··· Record extracts

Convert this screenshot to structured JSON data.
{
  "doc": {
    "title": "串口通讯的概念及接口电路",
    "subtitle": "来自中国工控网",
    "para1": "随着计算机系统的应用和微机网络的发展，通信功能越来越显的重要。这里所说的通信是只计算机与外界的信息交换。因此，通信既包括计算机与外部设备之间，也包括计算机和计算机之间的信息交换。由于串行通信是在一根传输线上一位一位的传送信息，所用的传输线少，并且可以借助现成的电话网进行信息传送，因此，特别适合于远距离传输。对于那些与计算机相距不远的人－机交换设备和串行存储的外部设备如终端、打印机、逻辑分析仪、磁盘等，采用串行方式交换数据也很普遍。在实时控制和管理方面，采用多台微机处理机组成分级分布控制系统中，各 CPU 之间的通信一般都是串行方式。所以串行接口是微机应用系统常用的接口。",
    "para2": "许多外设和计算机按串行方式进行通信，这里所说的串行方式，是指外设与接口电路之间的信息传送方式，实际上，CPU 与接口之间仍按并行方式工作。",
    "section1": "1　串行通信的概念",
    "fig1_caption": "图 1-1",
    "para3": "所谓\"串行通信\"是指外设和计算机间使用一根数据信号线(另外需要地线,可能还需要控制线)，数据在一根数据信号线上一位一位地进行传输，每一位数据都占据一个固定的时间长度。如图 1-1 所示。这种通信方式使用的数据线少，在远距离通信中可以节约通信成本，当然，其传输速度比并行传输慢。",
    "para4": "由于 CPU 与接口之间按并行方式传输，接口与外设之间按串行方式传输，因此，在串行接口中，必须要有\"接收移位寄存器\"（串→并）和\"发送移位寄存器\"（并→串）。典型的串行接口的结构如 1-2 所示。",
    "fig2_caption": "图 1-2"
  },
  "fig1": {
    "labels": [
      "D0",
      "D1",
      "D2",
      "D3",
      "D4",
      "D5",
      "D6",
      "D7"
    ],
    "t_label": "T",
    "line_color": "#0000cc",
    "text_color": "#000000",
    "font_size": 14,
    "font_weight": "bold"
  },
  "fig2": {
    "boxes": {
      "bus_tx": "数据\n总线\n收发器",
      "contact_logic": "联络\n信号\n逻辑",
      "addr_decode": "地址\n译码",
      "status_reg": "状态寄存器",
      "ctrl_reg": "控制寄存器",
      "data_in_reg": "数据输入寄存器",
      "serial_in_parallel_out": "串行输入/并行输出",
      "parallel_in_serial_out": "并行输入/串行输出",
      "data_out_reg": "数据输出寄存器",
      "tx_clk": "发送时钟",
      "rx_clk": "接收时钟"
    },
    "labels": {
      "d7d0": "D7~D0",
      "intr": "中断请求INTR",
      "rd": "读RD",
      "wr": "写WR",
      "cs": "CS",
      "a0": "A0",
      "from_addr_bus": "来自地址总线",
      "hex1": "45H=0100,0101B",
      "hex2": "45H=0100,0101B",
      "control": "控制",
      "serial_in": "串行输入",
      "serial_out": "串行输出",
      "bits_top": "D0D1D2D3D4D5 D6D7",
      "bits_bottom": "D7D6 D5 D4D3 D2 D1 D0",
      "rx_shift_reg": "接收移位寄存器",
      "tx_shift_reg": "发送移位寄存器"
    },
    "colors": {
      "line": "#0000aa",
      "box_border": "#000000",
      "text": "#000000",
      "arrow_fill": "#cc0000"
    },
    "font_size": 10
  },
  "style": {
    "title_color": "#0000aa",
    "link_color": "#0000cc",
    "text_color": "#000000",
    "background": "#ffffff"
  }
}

······

#### [What you have to do]
Retype the records above exactly.

#### [Exercise output]
Convert this screenshot to structured JSON data.
{
  "doc": {
    "title": "串口通讯的概念及接口电路",
    "subtitle": "来自中国工控网",
    "para1": "随着计算机系统的应用和微机网络的发展，通信功能越来越显的重要。这里所说的通信是只计算机与外界的信息交换。因此，通信既包括计算机与外部设备之间，也包括计算机和计算机之间的信息交换。由于串行通信是在一根传输线上一位一位的传送信息，所用的传输线少，并且可以借助现成的电话网进行信息传送，因此，特别适合于远距离传输。对于那些与计算机相距不远的人－机交换设备和串行存储的外部设备如终端、打印机、逻辑分析仪、磁盘等，采用串行方式交换数据也很普遍。在实时控制和管理方面，采用多台微机处理机组成分级分布控制系统中，各 CPU 之间的通信一般都是串行方式。所以串行接口是微机应用系统常用的接口。",
    "para2": "许多外设和计算机按串行方式进行通信，这里所说的串行方式，是指外设与接口电路之间的信息传送方式，实际上，CPU 与接口之间仍按并行方式工作。",
    "section1": "1　串行通信的概念",
    "fig1_caption": "图 1-1",
    "para3": "所谓\"串行通信\"是指外设和计算机间使用一根数据信号线(另外需要地线,可能还需要控制线)，数据在一根数据信号线上一位一位地进行传输，每一位数据都占据一个固定的时间长度。如图 1-1 所示。这种通信方式使用的数据线少，在远距离通信中可以节约通信成本，当然，其传输速度比并行传输慢。",
    "para4": "由于 CPU 与接口之间按并行方式传输，接口与外设之间按串行方式传输，因此，在串行接口中，必须要有\"接收移位寄存器\"（串→并）和\"发送移位寄存器\"（并→串）。典型的串行接口的结构如 1-2 所示。",
    "fig2_caption": "图 1-2"
  },
  "fig1": {
    "labels": [
      "D0",
      "D1",
      "D2",
      "D3",
      "D4",
      "D5",
      "D6",
      "D7"
    ],
    "t_label": "T",
    "line_color": "#0000cc",
    "text_color": "#000000",
    "font_size": 14,
    "font_weight": "bold"
  },
  "fig2": {
    "boxes": {
      "bus_tx": "数据\n总线\n收发器",
      "contact_logic": "联络\n信号\n逻辑",
      "addr_decode": "地址\n译码",
      "status_reg": "状态寄存器",
      "ctrl_reg": "控制寄存器",
      "data_in_reg": "数据输入寄存器",
      "serial_in_parallel_out": "串行输入/并行输出",
      "parallel_in_serial_out": "并行输入/串行输出",
      "data_out_reg": "数据输出寄存器",
      "tx_clk": "发送时钟",
      "rx_clk": "接收时钟"
    },
    "labels": {
      "d7d0": "D7~D0",
      "intr": "中断请求INTR",
      "rd": "读RD",
      "wr": "写WR",
      "cs": "CS",
      "a0": "A0",
      "from_addr_bus": "来自地址总线",
      "hex1": "45H=0100,0101B",
      "hex2": "45H=0100,0101B",
      "control": "控制",
      "serial_in": "串行输入",
      "serial_out": "串行输出",
      "bits_top": "D0D1D2D3D4D5 D6D7",
      "bits_bottom": "D7D6 D5 D4D3 D2 D1 D0",
      "rx_shift_reg": "接收移位寄存器",
      "tx_shift_reg": "发送移位寄存器"
    },
    "colors": {
      "line": "#0000aa",
      "box_border": "#000000",
      "text": "#000000",
      "arrow_fill": "#cc0000"
    },
    "font_size": 10
  },
  "style": {
    "title_color": "#0000aa",
    "link_color": "#0000cc",
    "text_color": "#000000",
    "background": "#ffffff"
  }
}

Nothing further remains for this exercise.